EXERCISE DIRECTIONS - Determine how many lines in these records hold "icon". Only the number is wanted.

***** STORED DATA

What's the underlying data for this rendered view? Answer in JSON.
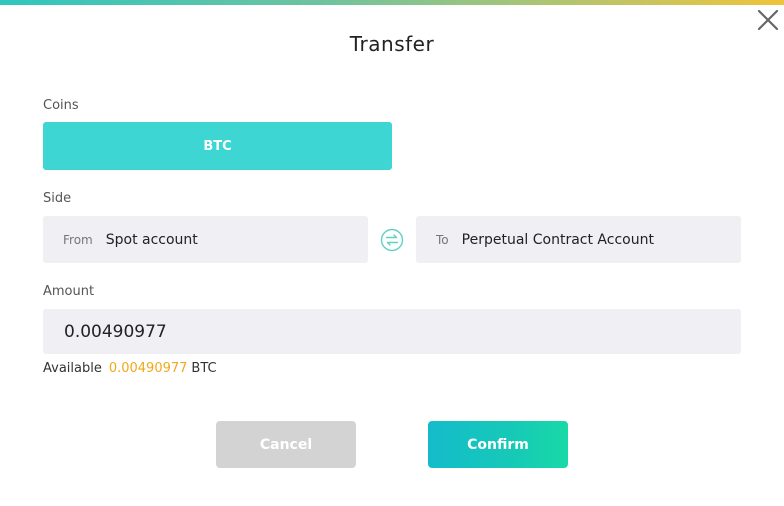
{
  "dialog": {
    "title": "Transfer",
    "close_icon": "close-icon"
  },
  "coins": {
    "label": "Coins",
    "selected": "BTC"
  },
  "side": {
    "label": "Side",
    "from_tag": "From",
    "from_value": "Spot account",
    "to_tag": "To",
    "to_value": "Perpetual Contract Account",
    "swap_icon": "swap-arrows-icon"
  },
  "amount": {
    "label": "Amount",
    "value": "0.00490977",
    "available_label": "Available",
    "available_value": "0.00490977",
    "available_unit": "BTC"
  },
  "buttons": {
    "cancel": "Cancel",
    "confirm": "Confirm"
  },
  "colors": {
    "accent": "#3dd6d3",
    "available_highlight": "#f0a81c",
    "cancel_bg": "#d3d3d3"
  }
}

**********

TASK RESPONSE - 2